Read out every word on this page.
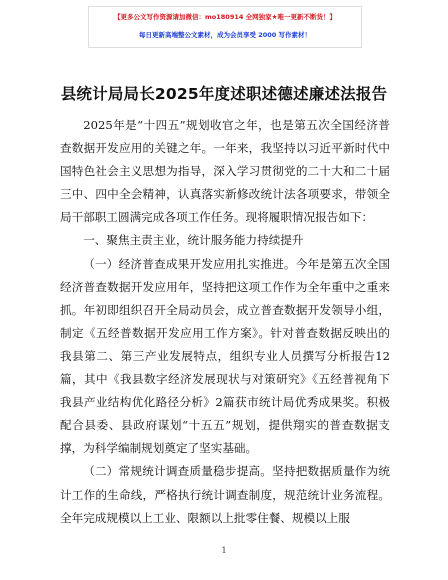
【更多公文写作资源请加微信：mo180914 全网独家★唯一更新不断货！】
每日更新高端整公文素材，成为会员享受 2000 写作素材！
县统计局局长2025年度述职述德述廉述法报告

2025年是“十四五”规划收官之年，也是第五次全国经济普查数据开发应用的关键之年。一年来，我坚持以习近平新时代中国特色社会主义思想为指导，深入学习贯彻党的二十大和二十届三中、四中全会精神，认真落实新修改统计法各项要求，带领全局干部职工圆满完成各项工作任务。现将履职情况报告如下：

一、聚焦主责主业，统计服务能力持续提升

（一）经济普查成果开发应用扎实推进。今年是第五次全国经济普查数据开发应用年，坚持把这项工作作为全年重中之重来抓。年初即组织召开全局动员会，成立普查数据开发领导小组，制定《五经普数据开发应用工作方案》。针对普查数据反映出的我县第二、第三产业发展特点，组织专业人员撰写分析报告12篇，其中《我县数字经济发展现状与对策研究》《五经普视角下我县产业结构优化路径分析》2篇获市统计局优秀成果奖。积极配合县委、县政府谋划“十五五”规划，提供翔实的普查数据支撑，为科学编制规划奠定了坚实基础。

（二）常规统计调查质量稳步提高。坚持把数据质量作为统计工作的生命线，严格执行统计调查制度，规范统计业务流程。全年完成规模以上工业、限额以上批零住餐、规模以上服

1
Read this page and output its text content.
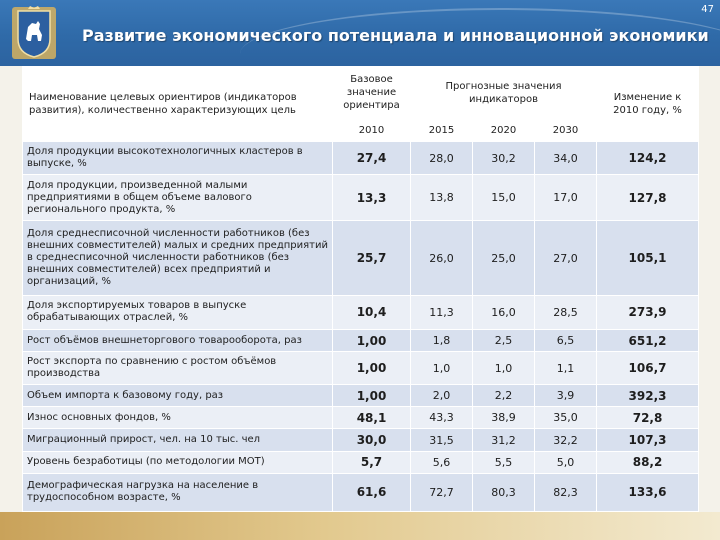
47
Развитие экономического потенциала и инновационной экономики
Наименование целевых ориентиров (индикаторов развития), количественно характеризующих цель	Базовое значение ориентира	Прогнозные значения индикаторов			Изменение к 2010 году, %
	2010	2015	2020	2030	
Доля продукции высокотехнологичных кластеров в выпуске, %	27,4	28,0	30,2	34,0	124,2
Доля продукции, произведенной малыми предприятиями в общем объеме валового регионального продукта, %	13,3	13,8	15,0	17,0	127,8
Доля среднесписочной численности работников (без внешних совместителей) малых и средних предприятий в среднесписочной численности работников (без внешних совместителей) всех предприятий и организаций, %	25,7	26,0	25,0	27,0	105,1
Доля экспортируемых товаров в выпуске обрабатывающих отраслей, %	10,4	11,3	16,0	28,5	273,9
Рост объёмов внешнеторгового товарооборота, раз	1,00	1,8	2,5	6,5	651,2
Рост экспорта по сравнению с ростом объёмов производства	1,00	1,0	1,0	1,1	106,7
Объем импорта к базовому году, раз	1,00	2,0	2,2	3,9	392,3
Износ основных фондов, %	48,1	43,3	38,9	35,0	72,8
Миграционный прирост, чел. на 10 тыс. чел	30,0	31,5	31,2	32,2	107,3
Уровень безработицы (по методологии МОТ)	5,7	5,6	5,5	5,0	88,2
Демографическая нагрузка на население в трудоспособном возрасте, %	61,6	72,7	80,3	82,3	133,6
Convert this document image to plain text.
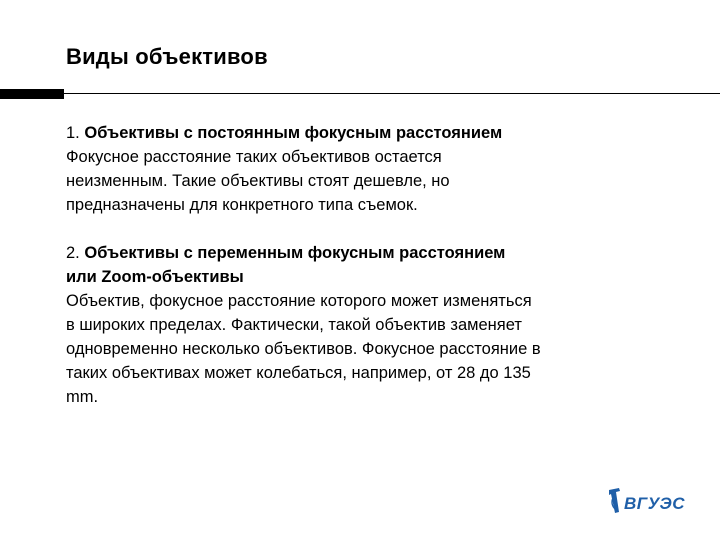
Виды объективов
1. Объективы с постоянным фокусным расстоянием
Фокусное расстояние таких объективов остается
неизменным. Такие объективы стоят дешевле, но
предназначены для конкретного типа съемок.
2. Объективы с переменным фокусным расстоянием
или Zoom-объективы
Объектив, фокусное расстояние которого может изменяться
в широких пределах. Фактически, такой объектив заменяет
одновременно несколько объективов. Фокусное расстояние в
таких объективах может колебаться, например, от 28 до 135
mm.
ВГУЭС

######

**What needs to be done**
Nothing in the entries should change as you copy them, except that the pictures are left out.

**Solved exercise**
Read out every word on this page.
【更多公文写作资源请加微信：mo180914 全网独家★唯一更新不断货！】
每日更新高端整公文素材，成为会员享受 2000 写作素材！
县统计局局长2025年度述职述德述廉述法报告

2025年是“十四五”规划收官之年，也是第五次全国经济普查数据开发应用的关键之年。一年来，我坚持以习近平新时代中国特色社会主义思想为指导，深入学习贯彻党的二十大和二十届三中、四中全会精神，认真落实新修改统计法各项要求，带领全局干部职工圆满完成各项工作任务。现将履职情况报告如下：

一、聚焦主责主业，统计服务能力持续提升

（一）经济普查成果开发应用扎实推进。今年是第五次全国经济普查数据开发应用年，坚持把这项工作作为全年重中之重来抓。年初即组织召开全局动员会，成立普查数据开发领导小组，制定《五经普数据开发应用工作方案》。针对普查数据反映出的我县第二、第三产业发展特点，组织专业人员撰写分析报告12篇，其中《我县数字经济发展现状与对策研究》《五经普视角下我县产业结构优化路径分析》2篇获市统计局优秀成果奖。积极配合县委、县政府谋划“十五五”规划，提供翔实的普查数据支撑，为科学编制规划奠定了坚实基础。

（二）常规统计调查质量稳步提高。坚持把数据质量作为统计工作的生命线，严格执行统计调查制度，规范统计业务流程。全年完成规模以上工业、限额以上批零住餐、规模以上服

1
Read this page and output its text content.
47
Развитие экономического потенциала и инновационной экономики
Наименование целевых ориентиров (индикаторов развития), количественно характеризующих цель	Базовое значение ориентира	Прогнозные значения индикаторов			Изменение к 2010 году, %
	2010	2015	2020	2030	
Доля продукции высокотехнологичных кластеров в выпуске, %	27,4	28,0	30,2	34,0	124,2
Доля продукции, произведенной малыми предприятиями в общем объеме валового регионального продукта, %	13,3	13,8	15,0	17,0	127,8
Доля среднесписочной численности работников (без внешних совместителей) малых и средних предприятий в среднесписочной численности работников (без внешних совместителей) всех предприятий и организаций, %	25,7	26,0	25,0	27,0	105,1
Доля экспортируемых товаров в выпуске обрабатывающих отраслей, %	10,4	11,3	16,0	28,5	273,9
Рост объёмов внешнеторгового товарооборота, раз	1,00	1,8	2,5	6,5	651,2
Рост экспорта по сравнению с ростом объёмов производства	1,00	1,0	1,0	1,1	106,7
Объем импорта к базовому году, раз	1,00	2,0	2,2	3,9	392,3
Износ основных фондов, %	48,1	43,3	38,9	35,0	72,8
Миграционный прирост, чел. на 10 тыс. чел	30,0	31,5	31,2	32,2	107,3
Уровень безработицы (по методологии МОТ)	5,7	5,6	5,5	5,0	88,2
Демографическая нагрузка на население в трудоспособном возрасте, %	61,6	72,7	80,3	82,3	133,6
Convert this document image to plain text.
Виды объективов
1. Объективы с постоянным фокусным расстоянием
Фокусное расстояние таких объективов остается
неизменным. Такие объективы стоят дешевле, но
предназначены для конкретного типа съемок.
2. Объективы с переменным фокусным расстоянием
или Zoom-объективы
Объектив, фокусное расстояние которого может изменяться
в широких пределах. Фактически, такой объектив заменяет
одновременно несколько объективов. Фокусное расстояние в
таких объективах может колебаться, например, от 28 до 135
mm.
ВГУЭС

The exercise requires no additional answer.